* **Do this**
Where a line of the listing below includes the word "structured", reproduce that line.

Dataset items:

============

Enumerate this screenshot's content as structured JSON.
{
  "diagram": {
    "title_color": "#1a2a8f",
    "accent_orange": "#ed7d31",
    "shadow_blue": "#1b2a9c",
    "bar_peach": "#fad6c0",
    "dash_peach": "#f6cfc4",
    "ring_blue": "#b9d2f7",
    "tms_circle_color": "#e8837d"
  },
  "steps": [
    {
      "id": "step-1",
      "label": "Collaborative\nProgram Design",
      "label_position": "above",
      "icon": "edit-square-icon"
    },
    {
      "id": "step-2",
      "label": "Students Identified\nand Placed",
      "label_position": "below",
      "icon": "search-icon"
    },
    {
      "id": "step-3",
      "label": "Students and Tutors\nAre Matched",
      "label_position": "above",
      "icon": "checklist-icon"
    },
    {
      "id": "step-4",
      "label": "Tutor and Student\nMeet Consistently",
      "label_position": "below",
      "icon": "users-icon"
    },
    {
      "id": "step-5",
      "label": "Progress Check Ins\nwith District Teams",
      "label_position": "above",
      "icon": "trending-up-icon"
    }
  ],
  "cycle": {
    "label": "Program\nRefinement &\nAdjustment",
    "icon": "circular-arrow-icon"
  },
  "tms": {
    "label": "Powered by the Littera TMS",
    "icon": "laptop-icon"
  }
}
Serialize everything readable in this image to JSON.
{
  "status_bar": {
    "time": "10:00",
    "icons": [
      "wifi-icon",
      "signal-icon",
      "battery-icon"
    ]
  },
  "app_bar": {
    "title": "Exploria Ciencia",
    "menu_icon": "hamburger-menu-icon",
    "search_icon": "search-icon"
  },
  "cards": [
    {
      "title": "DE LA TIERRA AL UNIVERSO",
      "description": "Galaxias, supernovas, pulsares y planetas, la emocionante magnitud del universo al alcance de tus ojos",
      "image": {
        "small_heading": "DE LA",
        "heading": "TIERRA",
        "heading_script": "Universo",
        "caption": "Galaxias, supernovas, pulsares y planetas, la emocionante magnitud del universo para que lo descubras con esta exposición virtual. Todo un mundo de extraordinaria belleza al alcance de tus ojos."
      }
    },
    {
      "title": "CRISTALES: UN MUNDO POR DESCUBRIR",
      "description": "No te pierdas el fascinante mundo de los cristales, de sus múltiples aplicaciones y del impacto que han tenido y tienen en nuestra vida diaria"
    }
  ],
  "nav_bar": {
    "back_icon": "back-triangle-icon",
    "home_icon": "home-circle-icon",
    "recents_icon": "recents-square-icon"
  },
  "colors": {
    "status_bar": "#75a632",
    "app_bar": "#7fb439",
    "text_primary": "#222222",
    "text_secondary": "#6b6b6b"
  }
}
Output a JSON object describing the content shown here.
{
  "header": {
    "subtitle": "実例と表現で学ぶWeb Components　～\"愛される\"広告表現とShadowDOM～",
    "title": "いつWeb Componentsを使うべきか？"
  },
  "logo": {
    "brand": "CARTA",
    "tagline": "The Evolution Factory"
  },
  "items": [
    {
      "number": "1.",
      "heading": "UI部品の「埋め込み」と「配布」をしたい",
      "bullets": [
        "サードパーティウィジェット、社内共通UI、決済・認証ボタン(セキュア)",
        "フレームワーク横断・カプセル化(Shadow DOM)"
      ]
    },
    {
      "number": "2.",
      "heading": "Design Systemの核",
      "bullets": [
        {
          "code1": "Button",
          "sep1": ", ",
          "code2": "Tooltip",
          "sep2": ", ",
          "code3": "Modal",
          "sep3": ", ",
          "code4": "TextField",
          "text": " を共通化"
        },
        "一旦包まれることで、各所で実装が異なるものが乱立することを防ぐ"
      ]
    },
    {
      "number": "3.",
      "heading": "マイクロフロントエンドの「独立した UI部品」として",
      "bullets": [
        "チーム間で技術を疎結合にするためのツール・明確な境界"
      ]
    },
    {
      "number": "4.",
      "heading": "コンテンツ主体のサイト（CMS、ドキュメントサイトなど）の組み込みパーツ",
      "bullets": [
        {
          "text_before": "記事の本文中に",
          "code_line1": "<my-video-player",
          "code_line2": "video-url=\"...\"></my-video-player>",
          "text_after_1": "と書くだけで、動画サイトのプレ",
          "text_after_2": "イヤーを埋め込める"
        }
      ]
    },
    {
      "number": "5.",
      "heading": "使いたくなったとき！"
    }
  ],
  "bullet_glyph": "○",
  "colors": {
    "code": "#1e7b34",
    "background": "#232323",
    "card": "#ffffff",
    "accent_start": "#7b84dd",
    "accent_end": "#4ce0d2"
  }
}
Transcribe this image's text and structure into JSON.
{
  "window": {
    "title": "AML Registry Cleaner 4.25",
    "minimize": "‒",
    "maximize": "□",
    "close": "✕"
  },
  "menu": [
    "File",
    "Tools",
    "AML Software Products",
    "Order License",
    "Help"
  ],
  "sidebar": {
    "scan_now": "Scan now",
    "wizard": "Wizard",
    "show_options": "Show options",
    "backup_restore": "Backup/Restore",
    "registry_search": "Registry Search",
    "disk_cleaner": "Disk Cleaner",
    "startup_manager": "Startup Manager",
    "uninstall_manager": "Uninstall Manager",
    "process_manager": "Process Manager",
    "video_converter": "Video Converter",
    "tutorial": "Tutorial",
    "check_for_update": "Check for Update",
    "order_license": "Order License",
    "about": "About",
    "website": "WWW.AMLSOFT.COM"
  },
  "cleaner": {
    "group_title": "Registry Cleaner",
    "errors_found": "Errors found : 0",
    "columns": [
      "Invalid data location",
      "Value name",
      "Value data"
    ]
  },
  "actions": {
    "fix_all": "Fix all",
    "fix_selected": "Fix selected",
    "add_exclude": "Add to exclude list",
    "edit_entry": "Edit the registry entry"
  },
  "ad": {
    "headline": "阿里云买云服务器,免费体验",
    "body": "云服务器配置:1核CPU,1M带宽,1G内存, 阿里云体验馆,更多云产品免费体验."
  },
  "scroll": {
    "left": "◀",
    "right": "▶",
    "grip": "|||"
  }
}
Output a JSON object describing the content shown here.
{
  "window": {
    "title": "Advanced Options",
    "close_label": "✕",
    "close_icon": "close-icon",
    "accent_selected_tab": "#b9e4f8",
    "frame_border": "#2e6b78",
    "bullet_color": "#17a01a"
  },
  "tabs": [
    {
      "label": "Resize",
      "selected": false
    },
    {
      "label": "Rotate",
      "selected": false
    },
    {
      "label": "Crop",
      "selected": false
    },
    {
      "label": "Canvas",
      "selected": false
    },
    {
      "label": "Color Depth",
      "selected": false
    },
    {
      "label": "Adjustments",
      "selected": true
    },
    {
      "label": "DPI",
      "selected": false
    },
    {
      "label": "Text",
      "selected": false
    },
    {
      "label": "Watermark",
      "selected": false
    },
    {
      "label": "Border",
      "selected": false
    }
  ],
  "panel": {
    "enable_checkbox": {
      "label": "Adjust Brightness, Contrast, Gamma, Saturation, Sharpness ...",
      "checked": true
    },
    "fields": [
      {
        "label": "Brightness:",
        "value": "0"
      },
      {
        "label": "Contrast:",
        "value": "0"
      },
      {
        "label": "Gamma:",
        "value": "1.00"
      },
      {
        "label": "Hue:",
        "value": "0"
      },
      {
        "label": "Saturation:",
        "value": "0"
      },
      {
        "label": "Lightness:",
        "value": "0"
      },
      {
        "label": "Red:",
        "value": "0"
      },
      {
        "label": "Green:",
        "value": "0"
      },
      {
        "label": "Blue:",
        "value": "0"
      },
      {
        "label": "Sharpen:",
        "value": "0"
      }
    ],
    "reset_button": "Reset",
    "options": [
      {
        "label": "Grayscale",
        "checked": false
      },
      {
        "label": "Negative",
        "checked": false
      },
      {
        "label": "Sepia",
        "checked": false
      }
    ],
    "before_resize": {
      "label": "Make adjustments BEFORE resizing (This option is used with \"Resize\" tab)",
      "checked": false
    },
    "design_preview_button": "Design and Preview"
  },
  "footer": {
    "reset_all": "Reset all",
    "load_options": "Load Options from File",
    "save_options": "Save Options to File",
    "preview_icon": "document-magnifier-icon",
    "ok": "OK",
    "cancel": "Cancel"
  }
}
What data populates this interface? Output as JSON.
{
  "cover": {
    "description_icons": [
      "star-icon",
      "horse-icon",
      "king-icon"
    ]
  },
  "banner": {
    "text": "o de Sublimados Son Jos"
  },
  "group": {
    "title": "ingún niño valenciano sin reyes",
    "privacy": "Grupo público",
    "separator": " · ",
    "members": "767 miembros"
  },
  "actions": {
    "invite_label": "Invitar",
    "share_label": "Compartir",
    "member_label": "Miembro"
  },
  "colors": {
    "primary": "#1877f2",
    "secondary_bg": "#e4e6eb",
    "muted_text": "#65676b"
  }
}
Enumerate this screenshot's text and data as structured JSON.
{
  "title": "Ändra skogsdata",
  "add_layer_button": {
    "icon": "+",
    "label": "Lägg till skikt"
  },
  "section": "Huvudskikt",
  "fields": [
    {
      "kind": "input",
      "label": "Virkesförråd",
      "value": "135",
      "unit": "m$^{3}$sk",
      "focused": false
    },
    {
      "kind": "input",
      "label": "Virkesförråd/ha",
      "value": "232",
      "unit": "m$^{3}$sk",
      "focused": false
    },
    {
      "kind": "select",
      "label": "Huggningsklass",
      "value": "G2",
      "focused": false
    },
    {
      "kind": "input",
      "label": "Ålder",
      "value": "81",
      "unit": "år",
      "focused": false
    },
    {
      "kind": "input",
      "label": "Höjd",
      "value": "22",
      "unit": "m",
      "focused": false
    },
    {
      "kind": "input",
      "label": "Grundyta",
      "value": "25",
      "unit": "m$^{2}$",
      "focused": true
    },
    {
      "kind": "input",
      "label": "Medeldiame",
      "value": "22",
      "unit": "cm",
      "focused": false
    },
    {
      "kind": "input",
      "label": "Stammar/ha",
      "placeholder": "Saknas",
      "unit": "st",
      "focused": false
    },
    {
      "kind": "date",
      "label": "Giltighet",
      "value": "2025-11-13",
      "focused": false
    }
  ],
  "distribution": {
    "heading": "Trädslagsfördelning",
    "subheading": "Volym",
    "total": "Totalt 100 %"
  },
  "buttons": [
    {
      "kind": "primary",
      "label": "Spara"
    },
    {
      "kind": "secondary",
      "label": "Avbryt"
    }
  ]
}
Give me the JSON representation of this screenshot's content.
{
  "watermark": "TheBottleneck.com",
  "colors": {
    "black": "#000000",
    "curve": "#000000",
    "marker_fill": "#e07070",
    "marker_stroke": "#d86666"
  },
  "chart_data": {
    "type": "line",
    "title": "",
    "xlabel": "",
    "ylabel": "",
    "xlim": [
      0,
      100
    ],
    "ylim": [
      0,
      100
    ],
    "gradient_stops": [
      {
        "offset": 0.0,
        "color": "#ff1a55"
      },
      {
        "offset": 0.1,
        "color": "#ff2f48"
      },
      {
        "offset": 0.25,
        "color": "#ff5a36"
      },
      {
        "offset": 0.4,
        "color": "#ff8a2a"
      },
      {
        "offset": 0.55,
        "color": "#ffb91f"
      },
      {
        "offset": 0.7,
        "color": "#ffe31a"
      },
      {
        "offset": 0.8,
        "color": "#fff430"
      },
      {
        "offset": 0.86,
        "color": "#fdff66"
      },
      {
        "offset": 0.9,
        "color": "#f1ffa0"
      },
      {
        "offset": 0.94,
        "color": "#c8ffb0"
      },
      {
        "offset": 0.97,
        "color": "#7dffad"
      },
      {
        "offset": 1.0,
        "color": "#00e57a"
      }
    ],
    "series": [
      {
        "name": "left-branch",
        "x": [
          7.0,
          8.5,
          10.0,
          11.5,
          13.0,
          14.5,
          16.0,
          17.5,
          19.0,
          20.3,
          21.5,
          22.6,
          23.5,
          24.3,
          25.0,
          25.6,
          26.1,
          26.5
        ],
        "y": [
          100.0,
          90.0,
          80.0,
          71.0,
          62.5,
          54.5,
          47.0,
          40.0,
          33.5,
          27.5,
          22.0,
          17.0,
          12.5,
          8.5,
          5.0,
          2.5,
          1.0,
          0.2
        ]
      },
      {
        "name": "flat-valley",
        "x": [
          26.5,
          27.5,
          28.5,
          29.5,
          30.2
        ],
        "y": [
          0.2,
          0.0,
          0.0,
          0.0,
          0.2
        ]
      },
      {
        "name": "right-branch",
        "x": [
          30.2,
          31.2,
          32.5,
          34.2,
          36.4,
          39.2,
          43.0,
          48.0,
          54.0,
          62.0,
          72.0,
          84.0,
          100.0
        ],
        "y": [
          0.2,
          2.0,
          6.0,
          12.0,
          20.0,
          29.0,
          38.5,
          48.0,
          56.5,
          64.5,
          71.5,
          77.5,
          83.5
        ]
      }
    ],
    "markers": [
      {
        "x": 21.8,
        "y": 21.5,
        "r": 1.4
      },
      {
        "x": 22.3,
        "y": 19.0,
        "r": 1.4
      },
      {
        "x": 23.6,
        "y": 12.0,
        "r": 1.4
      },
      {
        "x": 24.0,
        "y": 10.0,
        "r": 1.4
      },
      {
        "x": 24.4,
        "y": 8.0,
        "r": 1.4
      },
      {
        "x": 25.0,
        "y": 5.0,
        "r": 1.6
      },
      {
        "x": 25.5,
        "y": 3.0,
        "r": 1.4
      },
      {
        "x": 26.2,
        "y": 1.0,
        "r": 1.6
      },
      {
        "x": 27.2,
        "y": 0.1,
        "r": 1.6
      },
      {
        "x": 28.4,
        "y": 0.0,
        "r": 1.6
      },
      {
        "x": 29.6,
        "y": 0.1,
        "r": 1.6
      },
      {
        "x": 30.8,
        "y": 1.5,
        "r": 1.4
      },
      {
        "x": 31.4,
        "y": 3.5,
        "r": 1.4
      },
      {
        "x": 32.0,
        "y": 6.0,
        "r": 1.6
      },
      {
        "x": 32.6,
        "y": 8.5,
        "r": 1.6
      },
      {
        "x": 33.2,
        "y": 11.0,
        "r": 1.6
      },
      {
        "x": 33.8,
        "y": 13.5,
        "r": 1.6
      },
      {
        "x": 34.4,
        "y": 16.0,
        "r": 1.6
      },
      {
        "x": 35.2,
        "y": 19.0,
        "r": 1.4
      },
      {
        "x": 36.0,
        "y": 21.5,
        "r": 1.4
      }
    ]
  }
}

============

* **Output of the task**
Enumerate this screenshot's content as structured JSON.
Enumerate this screenshot's text and data as structured JSON.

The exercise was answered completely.